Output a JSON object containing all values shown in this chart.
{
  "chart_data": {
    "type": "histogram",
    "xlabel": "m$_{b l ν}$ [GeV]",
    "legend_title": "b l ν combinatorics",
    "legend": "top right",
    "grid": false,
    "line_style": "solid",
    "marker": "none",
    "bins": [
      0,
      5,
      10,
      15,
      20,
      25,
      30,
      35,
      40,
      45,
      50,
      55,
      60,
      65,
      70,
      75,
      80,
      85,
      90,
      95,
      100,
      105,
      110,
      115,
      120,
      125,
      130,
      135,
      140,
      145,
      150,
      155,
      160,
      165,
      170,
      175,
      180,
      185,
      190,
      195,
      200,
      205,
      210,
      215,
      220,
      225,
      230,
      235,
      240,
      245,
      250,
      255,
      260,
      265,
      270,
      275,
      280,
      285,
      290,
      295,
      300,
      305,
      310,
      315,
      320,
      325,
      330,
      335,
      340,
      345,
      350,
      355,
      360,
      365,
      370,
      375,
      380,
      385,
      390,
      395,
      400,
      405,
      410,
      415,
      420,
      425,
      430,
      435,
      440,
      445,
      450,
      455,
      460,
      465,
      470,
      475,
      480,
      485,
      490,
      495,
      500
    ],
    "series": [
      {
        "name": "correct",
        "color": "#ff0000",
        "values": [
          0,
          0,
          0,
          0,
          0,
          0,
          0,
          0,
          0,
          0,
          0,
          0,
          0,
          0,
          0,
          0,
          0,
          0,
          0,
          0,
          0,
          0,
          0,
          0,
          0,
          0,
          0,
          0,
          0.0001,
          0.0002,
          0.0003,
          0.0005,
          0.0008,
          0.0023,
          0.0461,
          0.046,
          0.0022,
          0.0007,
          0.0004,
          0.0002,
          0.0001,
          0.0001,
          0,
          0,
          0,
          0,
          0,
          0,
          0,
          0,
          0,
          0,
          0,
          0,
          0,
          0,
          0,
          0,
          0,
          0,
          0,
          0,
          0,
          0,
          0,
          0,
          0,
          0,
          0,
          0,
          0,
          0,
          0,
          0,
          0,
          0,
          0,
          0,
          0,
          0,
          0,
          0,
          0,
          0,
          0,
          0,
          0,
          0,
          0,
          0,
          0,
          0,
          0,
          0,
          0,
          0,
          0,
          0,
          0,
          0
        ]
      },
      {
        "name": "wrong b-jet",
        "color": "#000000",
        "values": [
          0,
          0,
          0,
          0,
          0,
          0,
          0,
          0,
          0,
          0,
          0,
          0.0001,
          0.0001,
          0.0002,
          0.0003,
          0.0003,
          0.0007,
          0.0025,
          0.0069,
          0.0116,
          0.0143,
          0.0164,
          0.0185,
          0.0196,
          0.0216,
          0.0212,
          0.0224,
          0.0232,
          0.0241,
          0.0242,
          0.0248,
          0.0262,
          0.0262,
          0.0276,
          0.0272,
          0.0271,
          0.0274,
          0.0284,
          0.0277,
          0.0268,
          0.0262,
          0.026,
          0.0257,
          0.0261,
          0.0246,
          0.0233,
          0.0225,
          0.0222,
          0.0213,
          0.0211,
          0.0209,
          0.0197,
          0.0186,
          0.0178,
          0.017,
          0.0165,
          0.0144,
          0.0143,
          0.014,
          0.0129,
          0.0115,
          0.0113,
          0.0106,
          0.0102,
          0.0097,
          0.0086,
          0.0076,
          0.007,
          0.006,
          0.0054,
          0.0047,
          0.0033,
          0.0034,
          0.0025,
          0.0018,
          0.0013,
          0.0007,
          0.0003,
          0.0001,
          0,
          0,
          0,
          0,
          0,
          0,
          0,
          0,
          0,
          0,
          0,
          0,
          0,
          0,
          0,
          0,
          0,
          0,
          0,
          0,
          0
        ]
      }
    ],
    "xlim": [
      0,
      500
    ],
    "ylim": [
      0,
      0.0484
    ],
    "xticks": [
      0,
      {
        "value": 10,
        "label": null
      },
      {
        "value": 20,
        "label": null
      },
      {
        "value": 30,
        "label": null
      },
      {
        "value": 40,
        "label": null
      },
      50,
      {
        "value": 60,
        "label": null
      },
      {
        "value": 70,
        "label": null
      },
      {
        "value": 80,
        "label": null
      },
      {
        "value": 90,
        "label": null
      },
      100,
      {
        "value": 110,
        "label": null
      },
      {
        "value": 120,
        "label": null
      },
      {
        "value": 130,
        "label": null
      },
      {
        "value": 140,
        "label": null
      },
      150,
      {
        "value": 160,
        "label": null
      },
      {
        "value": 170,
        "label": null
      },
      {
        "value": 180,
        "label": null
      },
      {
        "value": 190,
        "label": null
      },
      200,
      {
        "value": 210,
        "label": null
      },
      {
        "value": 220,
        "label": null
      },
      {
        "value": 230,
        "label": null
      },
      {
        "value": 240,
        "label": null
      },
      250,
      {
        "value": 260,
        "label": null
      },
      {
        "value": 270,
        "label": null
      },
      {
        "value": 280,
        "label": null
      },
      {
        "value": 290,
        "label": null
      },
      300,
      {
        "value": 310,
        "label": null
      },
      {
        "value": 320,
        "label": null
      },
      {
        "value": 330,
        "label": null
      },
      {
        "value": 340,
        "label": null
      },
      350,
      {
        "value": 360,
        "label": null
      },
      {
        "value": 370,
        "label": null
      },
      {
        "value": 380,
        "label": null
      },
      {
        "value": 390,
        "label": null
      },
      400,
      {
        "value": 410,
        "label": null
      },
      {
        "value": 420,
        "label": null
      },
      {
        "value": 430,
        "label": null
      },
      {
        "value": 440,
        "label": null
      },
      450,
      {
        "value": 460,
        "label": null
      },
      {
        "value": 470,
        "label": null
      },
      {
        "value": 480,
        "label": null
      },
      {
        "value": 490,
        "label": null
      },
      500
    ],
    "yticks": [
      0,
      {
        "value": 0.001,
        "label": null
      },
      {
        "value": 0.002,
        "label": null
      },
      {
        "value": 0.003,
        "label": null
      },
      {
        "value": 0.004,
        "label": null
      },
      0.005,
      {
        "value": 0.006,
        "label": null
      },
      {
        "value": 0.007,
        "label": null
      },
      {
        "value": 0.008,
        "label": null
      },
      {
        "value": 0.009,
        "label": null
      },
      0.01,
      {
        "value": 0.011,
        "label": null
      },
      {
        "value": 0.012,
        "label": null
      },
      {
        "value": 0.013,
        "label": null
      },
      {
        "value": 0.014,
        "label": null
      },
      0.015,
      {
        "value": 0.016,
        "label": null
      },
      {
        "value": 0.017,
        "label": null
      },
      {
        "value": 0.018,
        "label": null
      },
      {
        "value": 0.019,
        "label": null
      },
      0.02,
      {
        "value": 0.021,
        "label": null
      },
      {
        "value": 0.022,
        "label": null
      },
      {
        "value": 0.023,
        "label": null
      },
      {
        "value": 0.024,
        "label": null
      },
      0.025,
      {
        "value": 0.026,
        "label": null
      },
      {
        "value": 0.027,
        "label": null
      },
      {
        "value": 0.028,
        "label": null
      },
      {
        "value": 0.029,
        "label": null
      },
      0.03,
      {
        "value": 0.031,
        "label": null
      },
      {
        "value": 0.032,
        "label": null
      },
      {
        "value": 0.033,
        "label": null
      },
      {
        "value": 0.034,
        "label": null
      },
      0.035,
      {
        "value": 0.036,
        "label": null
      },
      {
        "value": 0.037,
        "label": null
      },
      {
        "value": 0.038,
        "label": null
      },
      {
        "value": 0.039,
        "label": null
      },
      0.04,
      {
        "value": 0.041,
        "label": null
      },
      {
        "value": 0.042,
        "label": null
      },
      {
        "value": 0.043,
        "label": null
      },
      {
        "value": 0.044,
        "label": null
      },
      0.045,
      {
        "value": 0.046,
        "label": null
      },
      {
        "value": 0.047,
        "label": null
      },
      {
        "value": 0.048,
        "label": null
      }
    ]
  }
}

• [Written problem]: Once more, set down the full listing, verbatim.

• [Output for this exercise]:
Output a JSON object containing all values shown in this chart.
{
  "chart_data": {
    "type": "histogram",
    "xlabel": "m$_{b l ν}$ [GeV]",
    "legend_title": "b l ν combinatorics",
    "legend": "top right",
    "grid": false,
    "line_style": "solid",
    "marker": "none",
    "bins": [
      0,
      5,
      10,
      15,
      20,
      25,
      30,
      35,
      40,
      45,
      50,
      55,
      60,
      65,
      70,
      75,
      80,
      85,
      90,
      95,
      100,
      105,
      110,
      115,
      120,
      125,
      130,
      135,
      140,
      145,
      150,
      155,
      160,
      165,
      170,
      175,
      180,
      185,
      190,
      195,
      200,
      205,
      210,
      215,
      220,
      225,
      230,
      235,
      240,
      245,
      250,
      255,
      260,
      265,
      270,
      275,
      280,
      285,
      290,
      295,
      300,
      305,
      310,
      315,
      320,
      325,
      330,
      335,
      340,
      345,
      350,
      355,
      360,
      365,
      370,
      375,
      380,
      385,
      390,
      395,
      400,
      405,
      410,
      415,
      420,
      425,
      430,
      435,
      440,
      445,
      450,
      455,
      460,
      465,
      470,
      475,
      480,
      485,
      490,
      495,
      500
    ],
    "series": [
      {
        "name": "correct",
        "color": "#ff0000",
        "values": [
          0,
          0,
          0,
          0,
          0,
          0,
          0,
          0,
          0,
          0,
          0,
          0,
          0,
          0,
          0,
          0,
          0,
          0,
          0,
          0,
          0,
          0,
          0,
          0,
          0,
          0,
          0,
          0,
          0.0001,
          0.0002,
          0.0003,
          0.0005,
          0.0008,
          0.0023,
          0.0461,
          0.046,
          0.0022,
          0.0007,
          0.0004,
          0.0002,
          0.0001,
          0.0001,
          0,
          0,
          0,
          0,
          0,
          0,
          0,
          0,
          0,
          0,
          0,
          0,
          0,
          0,
          0,
          0,
          0,
          0,
          0,
          0,
          0,
          0,
          0,
          0,
          0,
          0,
          0,
          0,
          0,
          0,
          0,
          0,
          0,
          0,
          0,
          0,
          0,
          0,
          0,
          0,
          0,
          0,
          0,
          0,
          0,
          0,
          0,
          0,
          0,
          0,
          0,
          0,
          0,
          0,
          0,
          0,
          0,
          0
        ]
      },
      {
        "name": "wrong b-jet",
        "color": "#000000",
        "values": [
          0,
          0,
          0,
          0,
          0,
          0,
          0,
          0,
          0,
          0,
          0,
          0.0001,
          0.0001,
          0.0002,
          0.0003,
          0.0003,
          0.0007,
          0.0025,
          0.0069,
          0.0116,
          0.0143,
          0.0164,
          0.0185,
          0.0196,
          0.0216,
          0.0212,
          0.0224,
          0.0232,
          0.0241,
          0.0242,
          0.0248,
          0.0262,
          0.0262,
          0.0276,
          0.0272,
          0.0271,
          0.0274,
          0.0284,
          0.0277,
          0.0268,
          0.0262,
          0.026,
          0.0257,
          0.0261,
          0.0246,
          0.0233,
          0.0225,
          0.0222,
          0.0213,
          0.0211,
          0.0209,
          0.0197,
          0.0186,
          0.0178,
          0.017,
          0.0165,
          0.0144,
          0.0143,
          0.014,
          0.0129,
          0.0115,
          0.0113,
          0.0106,
          0.0102,
          0.0097,
          0.0086,
          0.0076,
          0.007,
          0.006,
          0.0054,
          0.0047,
          0.0033,
          0.0034,
          0.0025,
          0.0018,
          0.0013,
          0.0007,
          0.0003,
          0.0001,
          0,
          0,
          0,
          0,
          0,
          0,
          0,
          0,
          0,
          0,
          0,
          0,
          0,
          0,
          0,
          0,
          0,
          0,
          0,
          0,
          0
        ]
      }
    ],
    "xlim": [
      0,
      500
    ],
    "ylim": [
      0,
      0.0484
    ],
    "xticks": [
      0,
      {
        "value": 10,
        "label": null
      },
      {
        "value": 20,
        "label": null
      },
      {
        "value": 30,
        "label": null
      },
      {
        "value": 40,
        "label": null
      },
      50,
      {
        "value": 60,
        "label": null
      },
      {
        "value": 70,
        "label": null
      },
      {
        "value": 80,
        "label": null
      },
      {
        "value": 90,
        "label": null
      },
      100,
      {
        "value": 110,
        "label": null
      },
      {
        "value": 120,
        "label": null
      },
      {
        "value": 130,
        "label": null
      },
      {
        "value": 140,
        "label": null
      },
      150,
      {
        "value": 160,
        "label": null
      },
      {
        "value": 170,
        "label": null
      },
      {
        "value": 180,
        "label": null
      },
      {
        "value": 190,
        "label": null
      },
      200,
      {
        "value": 210,
        "label": null
      },
      {
        "value": 220,
        "label": null
      },
      {
        "value": 230,
        "label": null
      },
      {
        "value": 240,
        "label": null
      },
      250,
      {
        "value": 260,
        "label": null
      },
      {
        "value": 270,
        "label": null
      },
      {
        "value": 280,
        "label": null
      },
      {
        "value": 290,
        "label": null
      },
      300,
      {
        "value": 310,
        "label": null
      },
      {
        "value": 320,
        "label": null
      },
      {
        "value": 330,
        "label": null
      },
      {
        "value": 340,
        "label": null
      },
      350,
      {
        "value": 360,
        "label": null
      },
      {
        "value": 370,
        "label": null
      },
      {
        "value": 380,
        "label": null
      },
      {
        "value": 390,
        "label": null
      },
      400,
      {
        "value": 410,
        "label": null
      },
      {
        "value": 420,
        "label": null
      },
      {
        "value": 430,
        "label": null
      },
      {
        "value": 440,
        "label": null
      },
      450,
      {
        "value": 460,
        "label": null
      },
      {
        "value": 470,
        "label": null
      },
      {
        "value": 480,
        "label": null
      },
      {
        "value": 490,
        "label": null
      },
      500
    ],
    "yticks": [
      0,
      {
        "value": 0.001,
        "label": null
      },
      {
        "value": 0.002,
        "label": null
      },
      {
        "value": 0.003,
        "label": null
      },
      {
        "value": 0.004,
        "label": null
      },
      0.005,
      {
        "value": 0.006,
        "label": null
      },
      {
        "value": 0.007,
        "label": null
      },
      {
        "value": 0.008,
        "label": null
      },
      {
        "value": 0.009,
        "label": null
      },
      0.01,
      {
        "value": 0.011,
        "label": null
      },
      {
        "value": 0.012,
        "label": null
      },
      {
        "value": 0.013,
        "label": null
      },
      {
        "value": 0.014,
        "label": null
      },
      0.015,
      {
        "value": 0.016,
        "label": null
      },
      {
        "value": 0.017,
        "label": null
      },
      {
        "value": 0.018,
        "label": null
      },
      {
        "value": 0.019,
        "label": null
      },
      0.02,
      {
        "value": 0.021,
        "label": null
      },
      {
        "value": 0.022,
        "label": null
      },
      {
        "value": 0.023,
        "label": null
      },
      {
        "value": 0.024,
        "label": null
      },
      0.025,
      {
        "value": 0.026,
        "label": null
      },
      {
        "value": 0.027,
        "label": null
      },
      {
        "value": 0.028,
        "label": null
      },
      {
        "value": 0.029,
        "label": null
      },
      0.03,
      {
        "value": 0.031,
        "label": null
      },
      {
        "value": 0.032,
        "label": null
      },
      {
        "value": 0.033,
        "label": null
      },
      {
        "value": 0.034,
        "label": null
      },
      0.035,
      {
        "value": 0.036,
        "label": null
      },
      {
        "value": 0.037,
        "label": null
      },
      {
        "value": 0.038,
        "label": null
      },
      {
        "value": 0.039,
        "label": null
      },
      0.04,
      {
        "value": 0.041,
        "label": null
      },
      {
        "value": 0.042,
        "label": null
      },
      {
        "value": 0.043,
        "label": null
      },
      {
        "value": 0.044,
        "label": null
      },
      0.045,
      {
        "value": 0.046,
        "label": null
      },
      {
        "value": 0.047,
        "label": null
      },
      {
        "value": 0.048,
        "label": null
      }
    ]
  }
}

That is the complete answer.